▸ Short problem: Restate the whole of the material. Keep every word, and drop the pictures.

[Start of Exercise material]

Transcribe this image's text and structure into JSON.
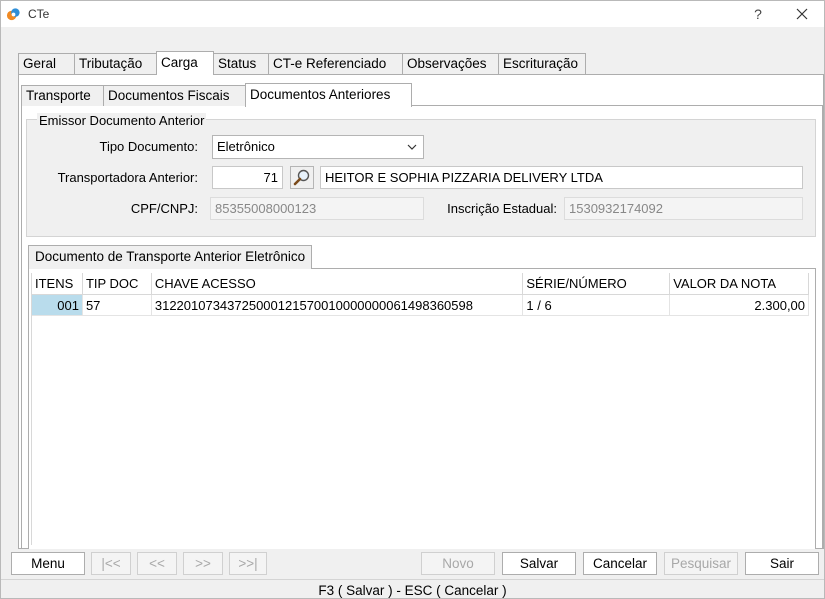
{
  "window": {
    "title": "CTe",
    "help": "?"
  },
  "main_tabs": [
    "Geral",
    "Tributação",
    "Carga",
    "Status",
    "CT-e Referenciado",
    "Observações",
    "Escrituração"
  ],
  "sub_tabs": [
    "Transporte",
    "Documentos Fiscais",
    "Documentos Anteriores"
  ],
  "emissor": {
    "legend": "Emissor Documento Anterior",
    "tipo_label": "Tipo Documento:",
    "tipo_value": "Eletrônico",
    "transportadora_label": "Transportadora Anterior:",
    "transportadora_code": "71",
    "transportadora_name": "HEITOR E SOPHIA PIZZARIA DELIVERY LTDA",
    "cpf_label": "CPF/CNPJ:",
    "cpf_value": "85355008000123",
    "ie_label": "Inscrição Estadual:",
    "ie_value": "1530932174092"
  },
  "grid": {
    "tab_label": "Documento de Transporte Anterior Eletrônico",
    "columns": [
      "ITENS",
      "TIP DOC",
      "CHAVE ACESSO",
      "SÉRIE/NÚMERO",
      "VALOR DA NOTA"
    ],
    "rows": [
      [
        "001",
        "57",
        "31220107343725000121570010000000061498360598",
        "1 / 6",
        "2.300,00"
      ]
    ]
  },
  "toolbar": {
    "menu": "Menu",
    "first": "|<<",
    "prev": "<<",
    "next": ">>",
    "last": ">>|",
    "novo": "Novo",
    "salvar": "Salvar",
    "cancelar": "Cancelar",
    "pesquisar": "Pesquisar",
    "sair": "Sair"
  },
  "status": "F3 ( Salvar )  -  ESC ( Cancelar )"
}
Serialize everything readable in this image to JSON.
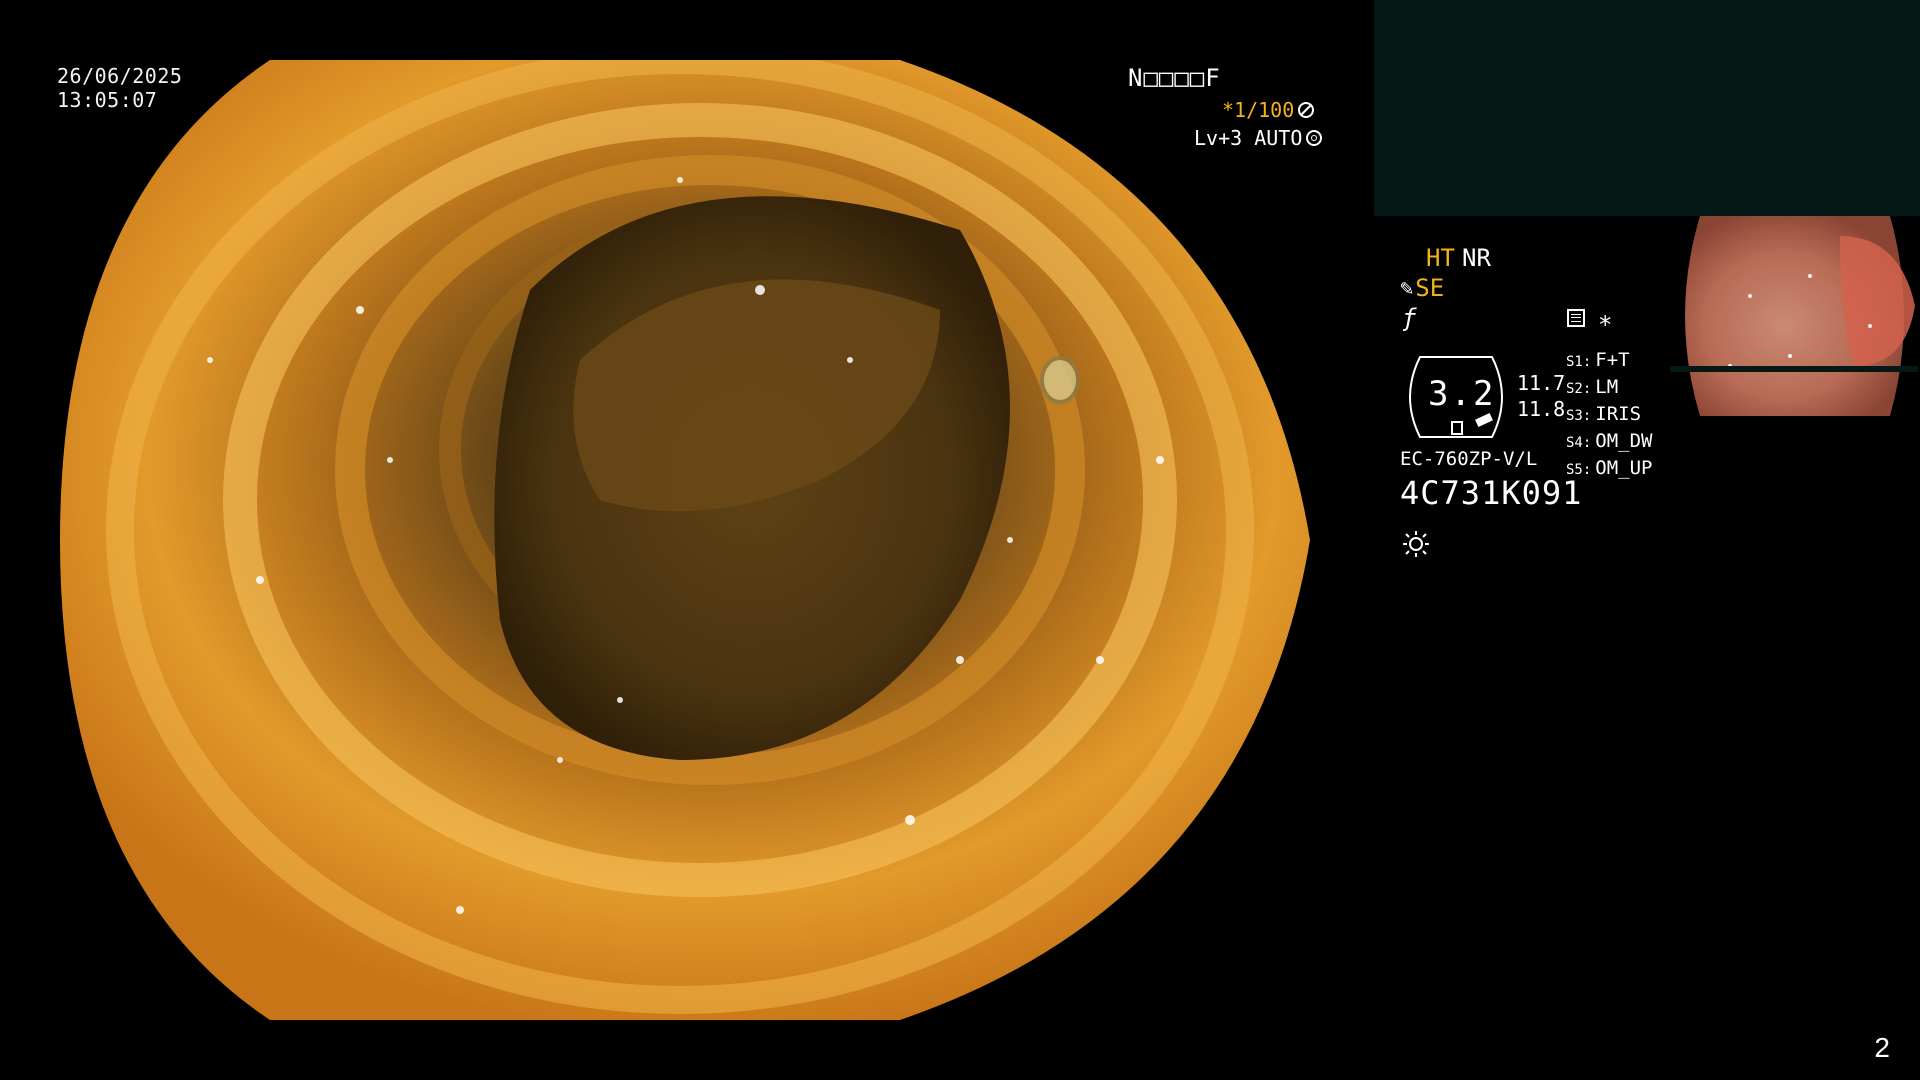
{
  "overlay": {
    "date": "26/06/2025",
    "time": "13:05:07",
    "patient_id": "N□□□□F",
    "shutter": "*1/100",
    "iris": "Lv+3 AUTO"
  },
  "settings": {
    "ht": "HT",
    "nr": "NR",
    "se": "SE",
    "gauge_value": "3.2",
    "gauge_top": "11.7",
    "gauge_bottom": "11.8",
    "switches": [
      {
        "key": "S1:",
        "value": "F+T"
      },
      {
        "key": "S2:",
        "value": "LM"
      },
      {
        "key": "S3:",
        "value": "IRIS"
      },
      {
        "key": "S4:",
        "value": "OM_DW"
      },
      {
        "key": "S5:",
        "value": "OM_UP"
      }
    ],
    "scope_model": "EC-760ZP-V/L",
    "scope_serial": "4C731K091"
  },
  "footer": {
    "page_number": "2"
  },
  "colors": {
    "accent_orange": "#f3b21d",
    "sub_panel": "#041915",
    "background": "#000000"
  },
  "icons": [
    "fan-icon",
    "iris-icon",
    "pen-icon",
    "function-icon",
    "grid-icon",
    "light-icon"
  ]
}
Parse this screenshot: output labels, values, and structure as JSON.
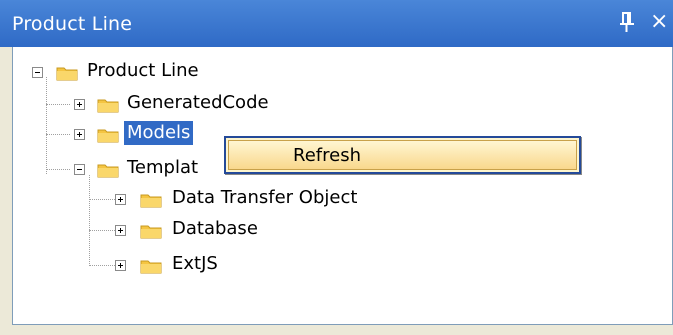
{
  "window": {
    "title": "Product Line",
    "pin_icon": "pin-icon",
    "close_label": "×"
  },
  "tree": {
    "root": {
      "label": "Product Line",
      "expanded": true
    },
    "children": [
      {
        "label": "GeneratedCode",
        "expanded": false
      },
      {
        "label": "Models",
        "expanded": false,
        "selected": true
      },
      {
        "label": "Templat",
        "expanded": true,
        "children": [
          {
            "label": "Data Transfer Object",
            "expanded": false
          },
          {
            "label": "Database",
            "expanded": false
          },
          {
            "label": "ExtJS",
            "expanded": false
          }
        ]
      }
    ]
  },
  "context_menu": {
    "items": [
      {
        "label": "Refresh"
      }
    ]
  },
  "colors": {
    "titlebar": "#2f6ac6",
    "selection": "#316ac5",
    "menu_bg": "#fdf5ce",
    "menu_border": "#244a99",
    "folder": "#f5c542"
  }
}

[End of Exercise material]

▸ The solution:
Transcribe this image's text and structure into JSON.
{
  "window": {
    "title": "CTe",
    "help": "?"
  },
  "main_tabs": [
    "Geral",
    "Tributação",
    "Carga",
    "Status",
    "CT-e Referenciado",
    "Observações",
    "Escrituração"
  ],
  "sub_tabs": [
    "Transporte",
    "Documentos Fiscais",
    "Documentos Anteriores"
  ],
  "emissor": {
    "legend": "Emissor Documento Anterior",
    "tipo_label": "Tipo Documento:",
    "tipo_value": "Eletrônico",
    "transportadora_label": "Transportadora Anterior:",
    "transportadora_code": "71",
    "transportadora_name": "HEITOR E SOPHIA PIZZARIA DELIVERY LTDA",
    "cpf_label": "CPF/CNPJ:",
    "cpf_value": "85355008000123",
    "ie_label": "Inscrição Estadual:",
    "ie_value": "1530932174092"
  },
  "grid": {
    "tab_label": "Documento de Transporte Anterior Eletrônico",
    "columns": [
      "ITENS",
      "TIP DOC",
      "CHAVE ACESSO",
      "SÉRIE/NÚMERO",
      "VALOR DA NOTA"
    ],
    "rows": [
      [
        "001",
        "57",
        "31220107343725000121570010000000061498360598",
        "1 / 6",
        "2.300,00"
      ]
    ]
  },
  "toolbar": {
    "menu": "Menu",
    "first": "|<<",
    "prev": "<<",
    "next": ">>",
    "last": ">>|",
    "novo": "Novo",
    "salvar": "Salvar",
    "cancelar": "Cancelar",
    "pesquisar": "Pesquisar",
    "sair": "Sair"
  },
  "status": "F3 ( Salvar )  -  ESC ( Cancelar )"
}
Serialize everything readable in this image to JSON.
{
  "overlay": {
    "date": "26/06/2025",
    "time": "13:05:07",
    "patient_id": "N□□□□F",
    "shutter": "*1/100",
    "iris": "Lv+3 AUTO"
  },
  "settings": {
    "ht": "HT",
    "nr": "NR",
    "se": "SE",
    "gauge_value": "3.2",
    "gauge_top": "11.7",
    "gauge_bottom": "11.8",
    "switches": [
      {
        "key": "S1:",
        "value": "F+T"
      },
      {
        "key": "S2:",
        "value": "LM"
      },
      {
        "key": "S3:",
        "value": "IRIS"
      },
      {
        "key": "S4:",
        "value": "OM_DW"
      },
      {
        "key": "S5:",
        "value": "OM_UP"
      }
    ],
    "scope_model": "EC-760ZP-V/L",
    "scope_serial": "4C731K091"
  },
  "footer": {
    "page_number": "2"
  },
  "colors": {
    "accent_orange": "#f3b21d",
    "sub_panel": "#041915",
    "background": "#000000"
  },
  "icons": [
    "fan-icon",
    "iris-icon",
    "pen-icon",
    "function-icon",
    "grid-icon",
    "light-icon"
  ]
}
Parse this screenshot: output labels, values, and structure as JSON.
{
  "window": {
    "title": "Product Line",
    "pin_icon": "pin-icon",
    "close_label": "×"
  },
  "tree": {
    "root": {
      "label": "Product Line",
      "expanded": true
    },
    "children": [
      {
        "label": "GeneratedCode",
        "expanded": false
      },
      {
        "label": "Models",
        "expanded": false,
        "selected": true
      },
      {
        "label": "Templat",
        "expanded": true,
        "children": [
          {
            "label": "Data Transfer Object",
            "expanded": false
          },
          {
            "label": "Database",
            "expanded": false
          },
          {
            "label": "ExtJS",
            "expanded": false
          }
        ]
      }
    ]
  },
  "context_menu": {
    "items": [
      {
        "label": "Refresh"
      }
    ]
  },
  "colors": {
    "titlebar": "#2f6ac6",
    "selection": "#316ac5",
    "menu_bg": "#fdf5ce",
    "menu_border": "#244a99",
    "folder": "#f5c542"
  }
}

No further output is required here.